Please write the listing below out again exactly, leaving every picture behind.

Stored entries:
______________________________

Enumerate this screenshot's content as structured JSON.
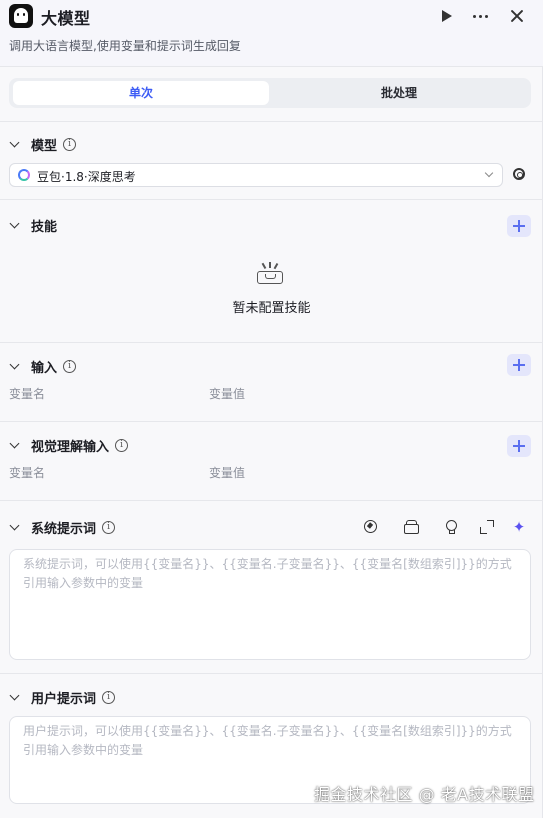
{
  "header": {
    "title": "大模型",
    "description": "调用大语言模型,使用变量和提示词生成回复",
    "run_icon": "play-icon",
    "more_icon": "more-icon",
    "close_icon": "close-icon"
  },
  "tabs": [
    {
      "label": "单次",
      "active": true
    },
    {
      "label": "批处理",
      "active": false
    }
  ],
  "model_section": {
    "title": "模型",
    "selected_model": "豆包·1.8·深度思考",
    "settings_icon": "gear-icon"
  },
  "skills_section": {
    "title": "技能",
    "empty_text": "暂未配置技能"
  },
  "input_section": {
    "title": "输入",
    "col_name": "变量名",
    "col_value": "变量值"
  },
  "vision_section": {
    "title": "视觉理解输入",
    "col_name": "变量名",
    "col_value": "变量值"
  },
  "system_prompt": {
    "title": "系统提示词",
    "placeholder": "系统提示词，可以使用{{变量名}}、{{变量名.子变量名}}、{{变量名[数组索引]}}的方式引用输入参数中的变量",
    "tools": [
      "compass-icon",
      "library-icon",
      "bulb-icon",
      "expand-icon",
      "magic-icon"
    ]
  },
  "user_prompt": {
    "title": "用户提示词",
    "placeholder": "用户提示词，可以使用{{变量名}}、{{变量名.子变量名}}、{{变量名[数组索引]}}的方式引用输入参数中的变量"
  },
  "watermark": "掘金技术社区 @ 老A技术联盟",
  "colors": {
    "accent": "#3d5cf5",
    "add_button_bg": "#e4e6fb",
    "panel_bg": "#f8f8fa"
  }
}
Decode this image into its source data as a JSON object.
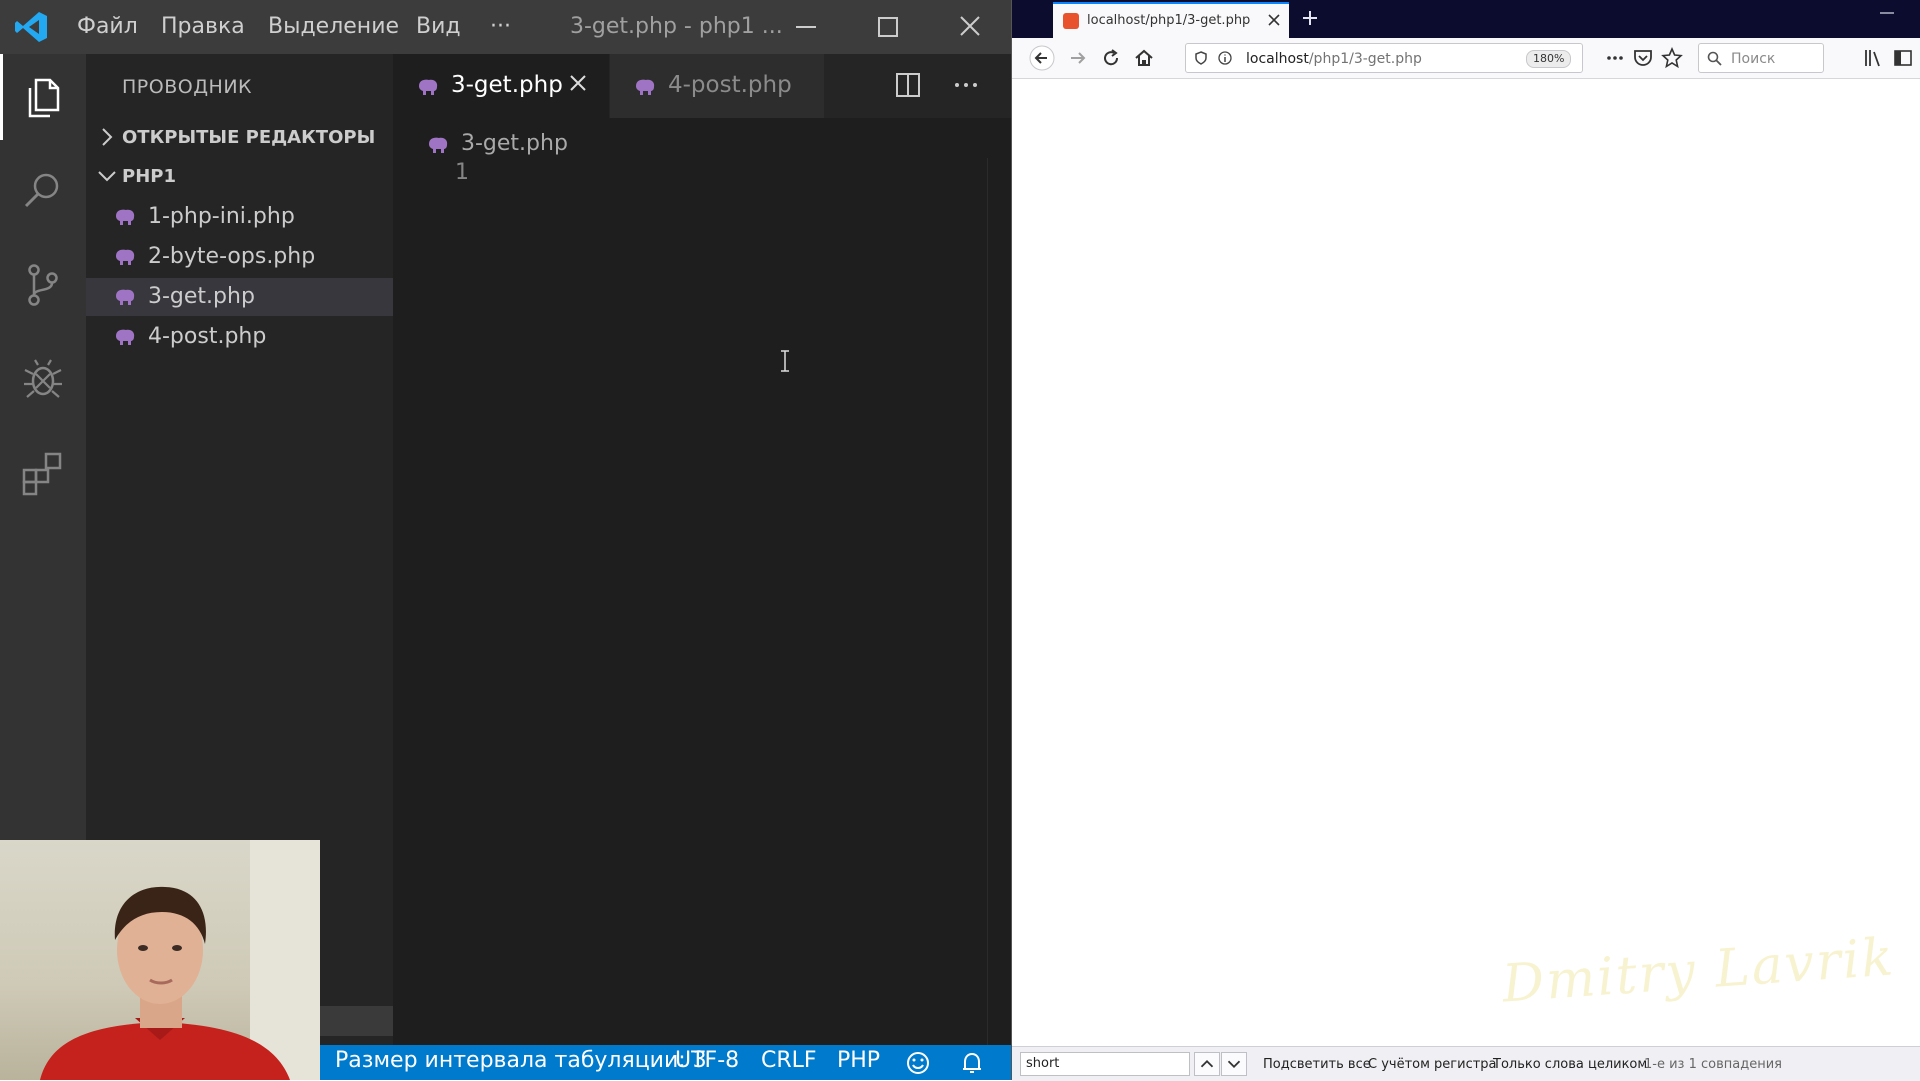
{
  "vscode": {
    "menu": [
      "Файл",
      "Правка",
      "Выделение",
      "Вид",
      "···"
    ],
    "window_title": "3-get.php - php1 ...",
    "sidebar": {
      "title": "ПРОВОДНИК",
      "open_editors_label": "ОТКРЫТЫЕ РЕДАКТОРЫ",
      "folder_label": "PHP1",
      "files": [
        "1-php-ini.php",
        "2-byte-ops.php",
        "3-get.php",
        "4-post.php"
      ],
      "selected_file": "3-get.php"
    },
    "tabs": [
      {
        "label": "3-get.php",
        "active": true
      },
      {
        "label": "4-post.php",
        "active": false
      }
    ],
    "breadcrumb": "3-get.php",
    "line_numbers": [
      "1"
    ],
    "statusbar": {
      "indent": "Размер интервала табуляции: 3",
      "encoding": "UTF-8",
      "eol": "CRLF",
      "language": "PHP"
    },
    "colors": {
      "accent": "#007acc",
      "php_icon": "#a074c4",
      "logo": "#23a9f2"
    }
  },
  "firefox": {
    "tab_title": "localhost/php1/3-get.php",
    "url_host": "localhost",
    "url_path": "/php1/3-get.php",
    "zoom": "180%",
    "search_placeholder": "Поиск",
    "watermark": "Dmitry Lavrik",
    "findbar": {
      "query": "short",
      "highlight_all": "Подсветить все",
      "match_case": "С учётом регистра",
      "whole_words": "Только слова целиком",
      "result": "1-е из 1 совпадения"
    }
  }
}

______________________________

» REPLY:
Enumerate this screenshot's content as structured JSON.
{
  "header": {
    "title": "大模型",
    "description": "调用大语言模型,使用变量和提示词生成回复",
    "run_icon": "play-icon",
    "more_icon": "more-icon",
    "close_icon": "close-icon"
  },
  "tabs": [
    {
      "label": "单次",
      "active": true
    },
    {
      "label": "批处理",
      "active": false
    }
  ],
  "model_section": {
    "title": "模型",
    "selected_model": "豆包·1.8·深度思考",
    "settings_icon": "gear-icon"
  },
  "skills_section": {
    "title": "技能",
    "empty_text": "暂未配置技能"
  },
  "input_section": {
    "title": "输入",
    "col_name": "变量名",
    "col_value": "变量值"
  },
  "vision_section": {
    "title": "视觉理解输入",
    "col_name": "变量名",
    "col_value": "变量值"
  },
  "system_prompt": {
    "title": "系统提示词",
    "placeholder": "系统提示词，可以使用{{变量名}}、{{变量名.子变量名}}、{{变量名[数组索引]}}的方式引用输入参数中的变量",
    "tools": [
      "compass-icon",
      "library-icon",
      "bulb-icon",
      "expand-icon",
      "magic-icon"
    ]
  },
  "user_prompt": {
    "title": "用户提示词",
    "placeholder": "用户提示词，可以使用{{变量名}}、{{变量名.子变量名}}、{{变量名[数组索引]}}的方式引用输入参数中的变量"
  },
  "watermark": "掘金技术社区 @ 老A技术联盟",
  "colors": {
    "accent": "#3d5cf5",
    "add_button_bg": "#e4e6fb",
    "panel_bg": "#f8f8fa"
  }
}
Decode this image into its source data as a JSON object.
{
  "vscode": {
    "menu": [
      "Файл",
      "Правка",
      "Выделение",
      "Вид",
      "···"
    ],
    "window_title": "3-get.php - php1 ...",
    "sidebar": {
      "title": "ПРОВОДНИК",
      "open_editors_label": "ОТКРЫТЫЕ РЕДАКТОРЫ",
      "folder_label": "PHP1",
      "files": [
        "1-php-ini.php",
        "2-byte-ops.php",
        "3-get.php",
        "4-post.php"
      ],
      "selected_file": "3-get.php"
    },
    "tabs": [
      {
        "label": "3-get.php",
        "active": true
      },
      {
        "label": "4-post.php",
        "active": false
      }
    ],
    "breadcrumb": "3-get.php",
    "line_numbers": [
      "1"
    ],
    "statusbar": {
      "indent": "Размер интервала табуляции: 3",
      "encoding": "UTF-8",
      "eol": "CRLF",
      "language": "PHP"
    },
    "colors": {
      "accent": "#007acc",
      "php_icon": "#a074c4",
      "logo": "#23a9f2"
    }
  },
  "firefox": {
    "tab_title": "localhost/php1/3-get.php",
    "url_host": "localhost",
    "url_path": "/php1/3-get.php",
    "zoom": "180%",
    "search_placeholder": "Поиск",
    "watermark": "Dmitry Lavrik",
    "findbar": {
      "query": "short",
      "highlight_all": "Подсветить все",
      "match_case": "С учётом регистра",
      "whole_words": "Только слова целиком",
      "result": "1-е из 1 совпадения"
    }
  }
}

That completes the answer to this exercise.